* **Task directions**
Return every line of the data below that includes the string "Martine".

— start of Records supplied —

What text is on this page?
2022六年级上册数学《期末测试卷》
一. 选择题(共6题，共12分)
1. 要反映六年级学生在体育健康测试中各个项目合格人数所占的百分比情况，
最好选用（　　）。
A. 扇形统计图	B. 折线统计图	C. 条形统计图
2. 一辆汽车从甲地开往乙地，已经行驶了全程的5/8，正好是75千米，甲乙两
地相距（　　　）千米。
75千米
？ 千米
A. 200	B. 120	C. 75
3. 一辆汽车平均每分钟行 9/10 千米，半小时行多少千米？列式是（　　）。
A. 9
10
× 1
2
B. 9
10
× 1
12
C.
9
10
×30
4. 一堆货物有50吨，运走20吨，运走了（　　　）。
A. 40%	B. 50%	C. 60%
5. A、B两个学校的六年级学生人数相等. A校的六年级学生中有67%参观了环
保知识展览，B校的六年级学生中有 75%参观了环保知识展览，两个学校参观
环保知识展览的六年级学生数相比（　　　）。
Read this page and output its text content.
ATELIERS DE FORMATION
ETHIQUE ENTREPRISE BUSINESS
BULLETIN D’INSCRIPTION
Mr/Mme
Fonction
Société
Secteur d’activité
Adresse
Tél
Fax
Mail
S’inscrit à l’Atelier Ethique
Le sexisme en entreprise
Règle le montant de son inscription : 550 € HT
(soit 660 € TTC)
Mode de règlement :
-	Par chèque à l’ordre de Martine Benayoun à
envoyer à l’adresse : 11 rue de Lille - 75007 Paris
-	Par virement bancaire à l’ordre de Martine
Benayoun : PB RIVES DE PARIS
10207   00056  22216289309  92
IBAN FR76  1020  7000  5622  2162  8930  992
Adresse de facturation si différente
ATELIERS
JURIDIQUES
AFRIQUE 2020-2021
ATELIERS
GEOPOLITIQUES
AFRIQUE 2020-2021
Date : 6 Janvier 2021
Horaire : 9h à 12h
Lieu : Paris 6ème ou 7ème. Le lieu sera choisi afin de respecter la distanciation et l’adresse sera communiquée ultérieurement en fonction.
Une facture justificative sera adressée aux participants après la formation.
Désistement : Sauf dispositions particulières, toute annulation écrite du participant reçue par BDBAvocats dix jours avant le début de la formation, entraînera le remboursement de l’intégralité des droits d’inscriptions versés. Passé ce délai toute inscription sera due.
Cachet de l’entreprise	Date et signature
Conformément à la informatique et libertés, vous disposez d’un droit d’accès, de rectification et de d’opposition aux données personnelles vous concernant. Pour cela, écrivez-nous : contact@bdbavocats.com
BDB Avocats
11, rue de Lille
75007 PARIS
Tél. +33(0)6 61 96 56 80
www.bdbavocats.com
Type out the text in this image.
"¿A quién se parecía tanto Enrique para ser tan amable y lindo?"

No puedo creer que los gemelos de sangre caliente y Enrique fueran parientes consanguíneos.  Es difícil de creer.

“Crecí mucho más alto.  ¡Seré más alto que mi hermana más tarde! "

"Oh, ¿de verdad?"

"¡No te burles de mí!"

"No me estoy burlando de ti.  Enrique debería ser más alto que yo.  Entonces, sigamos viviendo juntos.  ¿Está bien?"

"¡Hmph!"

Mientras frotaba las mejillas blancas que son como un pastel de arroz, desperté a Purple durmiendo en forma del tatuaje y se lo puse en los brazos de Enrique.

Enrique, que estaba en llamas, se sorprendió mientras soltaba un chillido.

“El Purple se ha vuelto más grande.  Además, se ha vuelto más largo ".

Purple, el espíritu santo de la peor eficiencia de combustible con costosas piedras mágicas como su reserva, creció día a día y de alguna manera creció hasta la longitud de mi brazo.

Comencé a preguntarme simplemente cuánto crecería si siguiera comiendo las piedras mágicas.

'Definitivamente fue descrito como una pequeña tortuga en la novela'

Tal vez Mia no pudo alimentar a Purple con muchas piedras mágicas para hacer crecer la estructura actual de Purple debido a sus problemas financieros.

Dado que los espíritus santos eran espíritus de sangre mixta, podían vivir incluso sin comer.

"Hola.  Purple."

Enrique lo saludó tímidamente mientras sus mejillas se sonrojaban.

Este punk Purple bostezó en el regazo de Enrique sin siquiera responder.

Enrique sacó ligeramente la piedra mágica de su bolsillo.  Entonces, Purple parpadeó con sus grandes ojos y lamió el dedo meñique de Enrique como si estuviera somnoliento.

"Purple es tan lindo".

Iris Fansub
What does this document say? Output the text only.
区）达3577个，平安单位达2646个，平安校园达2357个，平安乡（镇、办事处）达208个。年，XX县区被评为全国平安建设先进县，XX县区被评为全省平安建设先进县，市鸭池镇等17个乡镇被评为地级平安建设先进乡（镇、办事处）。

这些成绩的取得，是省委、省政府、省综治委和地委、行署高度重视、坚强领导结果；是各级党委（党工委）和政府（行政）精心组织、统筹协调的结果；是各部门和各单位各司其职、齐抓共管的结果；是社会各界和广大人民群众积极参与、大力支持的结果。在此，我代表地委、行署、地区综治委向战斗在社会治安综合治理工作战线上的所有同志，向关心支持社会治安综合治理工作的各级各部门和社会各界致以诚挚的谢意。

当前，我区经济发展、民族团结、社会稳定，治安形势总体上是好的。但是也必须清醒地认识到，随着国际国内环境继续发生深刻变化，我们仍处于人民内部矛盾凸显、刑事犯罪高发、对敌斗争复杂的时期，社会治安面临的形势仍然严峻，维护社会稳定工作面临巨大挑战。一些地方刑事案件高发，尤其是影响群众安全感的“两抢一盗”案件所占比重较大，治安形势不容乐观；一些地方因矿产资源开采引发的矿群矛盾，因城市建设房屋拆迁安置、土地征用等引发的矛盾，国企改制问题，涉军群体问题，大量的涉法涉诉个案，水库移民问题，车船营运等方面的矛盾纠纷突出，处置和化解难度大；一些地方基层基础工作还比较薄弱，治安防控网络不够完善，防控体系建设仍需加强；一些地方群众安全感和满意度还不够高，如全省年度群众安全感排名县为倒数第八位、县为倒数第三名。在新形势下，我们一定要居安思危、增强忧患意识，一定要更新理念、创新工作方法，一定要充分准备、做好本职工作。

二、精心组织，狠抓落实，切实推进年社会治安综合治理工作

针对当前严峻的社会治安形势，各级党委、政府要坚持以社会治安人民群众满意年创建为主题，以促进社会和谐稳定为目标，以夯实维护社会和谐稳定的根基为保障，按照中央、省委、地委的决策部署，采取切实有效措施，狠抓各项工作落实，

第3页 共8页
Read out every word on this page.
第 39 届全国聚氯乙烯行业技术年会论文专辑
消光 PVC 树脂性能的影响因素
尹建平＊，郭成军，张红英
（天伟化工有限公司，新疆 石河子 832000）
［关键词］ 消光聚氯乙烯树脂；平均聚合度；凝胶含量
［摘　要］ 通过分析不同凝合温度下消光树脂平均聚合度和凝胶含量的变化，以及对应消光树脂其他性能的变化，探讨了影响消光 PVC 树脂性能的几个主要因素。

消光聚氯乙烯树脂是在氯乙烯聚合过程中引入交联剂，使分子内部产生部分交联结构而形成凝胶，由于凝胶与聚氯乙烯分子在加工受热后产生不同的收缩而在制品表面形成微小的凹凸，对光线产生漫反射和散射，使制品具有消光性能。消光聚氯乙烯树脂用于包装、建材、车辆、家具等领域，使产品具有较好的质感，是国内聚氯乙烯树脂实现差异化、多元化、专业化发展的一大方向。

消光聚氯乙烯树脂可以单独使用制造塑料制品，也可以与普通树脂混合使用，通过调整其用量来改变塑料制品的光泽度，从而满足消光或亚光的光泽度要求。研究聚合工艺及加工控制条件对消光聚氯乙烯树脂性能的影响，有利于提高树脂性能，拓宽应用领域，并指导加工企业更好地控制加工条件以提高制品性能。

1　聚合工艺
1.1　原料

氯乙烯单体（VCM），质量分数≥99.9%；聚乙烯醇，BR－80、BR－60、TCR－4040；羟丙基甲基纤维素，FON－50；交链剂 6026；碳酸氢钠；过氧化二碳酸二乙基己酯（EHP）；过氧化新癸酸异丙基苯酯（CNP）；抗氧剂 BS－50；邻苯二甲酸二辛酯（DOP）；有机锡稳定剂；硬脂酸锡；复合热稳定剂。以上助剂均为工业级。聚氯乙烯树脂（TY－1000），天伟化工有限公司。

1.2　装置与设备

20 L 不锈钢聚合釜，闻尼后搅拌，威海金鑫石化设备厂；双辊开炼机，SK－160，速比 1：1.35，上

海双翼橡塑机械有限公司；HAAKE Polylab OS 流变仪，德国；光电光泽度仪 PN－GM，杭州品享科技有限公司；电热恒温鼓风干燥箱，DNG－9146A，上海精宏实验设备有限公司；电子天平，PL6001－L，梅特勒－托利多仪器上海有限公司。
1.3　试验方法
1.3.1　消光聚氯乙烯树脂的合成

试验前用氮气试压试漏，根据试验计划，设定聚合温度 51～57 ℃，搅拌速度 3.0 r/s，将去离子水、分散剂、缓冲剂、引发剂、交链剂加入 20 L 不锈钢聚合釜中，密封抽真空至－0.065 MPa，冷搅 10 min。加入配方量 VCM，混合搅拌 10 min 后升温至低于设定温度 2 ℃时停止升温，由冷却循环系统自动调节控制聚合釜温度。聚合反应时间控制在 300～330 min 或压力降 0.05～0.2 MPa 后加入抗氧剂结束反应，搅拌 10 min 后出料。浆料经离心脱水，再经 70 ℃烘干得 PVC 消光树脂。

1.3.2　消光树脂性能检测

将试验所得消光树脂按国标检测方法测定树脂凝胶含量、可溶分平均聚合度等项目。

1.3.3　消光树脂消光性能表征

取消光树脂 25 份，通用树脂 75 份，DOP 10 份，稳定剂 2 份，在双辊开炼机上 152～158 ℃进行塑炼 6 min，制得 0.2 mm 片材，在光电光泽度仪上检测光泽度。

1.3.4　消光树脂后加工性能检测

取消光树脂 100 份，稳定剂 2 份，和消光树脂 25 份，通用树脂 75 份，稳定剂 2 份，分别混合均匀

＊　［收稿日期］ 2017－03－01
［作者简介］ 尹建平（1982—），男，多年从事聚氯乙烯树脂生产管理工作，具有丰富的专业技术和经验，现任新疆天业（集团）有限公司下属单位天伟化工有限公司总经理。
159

— end of Records supplied —

* **Expected answer**
-	Par chèque à l’ordre de Martine Benayoun à
-	Par virement bancaire à l’ordre de Martine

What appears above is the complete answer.